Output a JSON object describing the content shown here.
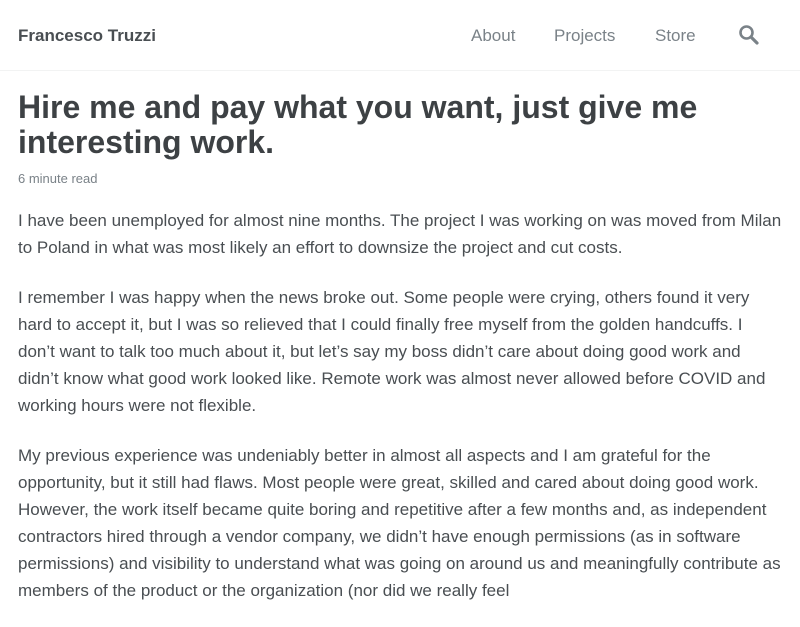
{
  "header": {
    "site_title": "Francesco Truzzi",
    "nav": [
      {
        "label": "About"
      },
      {
        "label": "Projects"
      },
      {
        "label": "Store"
      }
    ],
    "search_icon": "search-icon"
  },
  "article": {
    "title": "Hire me and pay what you want, just give me interesting work.",
    "read_time": "6 minute read",
    "paragraphs": [
      "I have been unemployed for almost nine months. The project I was working on was moved from Milan to Poland in what was most likely an effort to downsize the project and cut costs.",
      "I remember I was happy when the news broke out. Some people were crying, others found it very hard to accept it, but I was so relieved that I could finally free myself from the golden handcuffs. I don’t want to talk too much about it, but let’s say my boss didn’t care about doing good work and didn’t know what good work looked like. Remote work was almost never allowed before COVID and working hours were not flexible.",
      "My previous experience was undeniably better in almost all aspects and I am grateful for the opportunity, but it still had flaws. Most people were great, skilled and cared about doing good work. However, the work itself became quite boring and repetitive after a few months and, as independent contractors hired through a vendor company, we didn’t have enough permissions (as in software permissions) and visibility to understand what was going on around us and meaningfully contribute as members of the product or the organization (nor did we really feel"
    ]
  }
}
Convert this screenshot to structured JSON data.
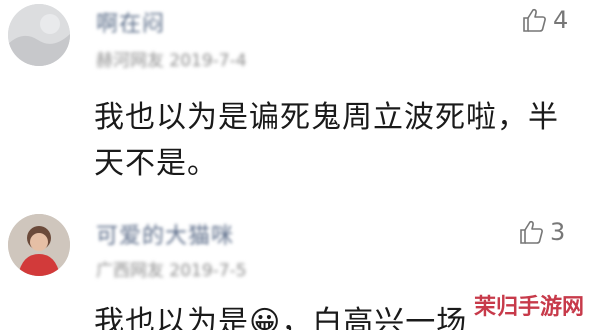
{
  "comments": [
    {
      "username": "啊在闷",
      "meta": "赫河网友 2019-7-4",
      "likes": "4",
      "text": "我也以为是谝死鬼周立波死啦，半天不是。"
    },
    {
      "username": "可爱的大猫咪",
      "meta": "广西网友 2019-7-5",
      "likes": "3",
      "text": "我也以为是😀，白高兴一场"
    }
  ],
  "watermark": "茉归手游网",
  "colors": {
    "username": "#5d6f8a",
    "meta": "#8d8d8d",
    "body": "#1a1a1a",
    "like": "#777777",
    "watermark": "#c73a4a"
  },
  "icons": [
    "avatar",
    "thumbs-up-icon"
  ]
}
__________
→ **WHAT IS BEING ASKED**
Tally the lines of the records holding the word "working", then give only the resulting number.

→ **OUTPUT FOR THIS TASK**
2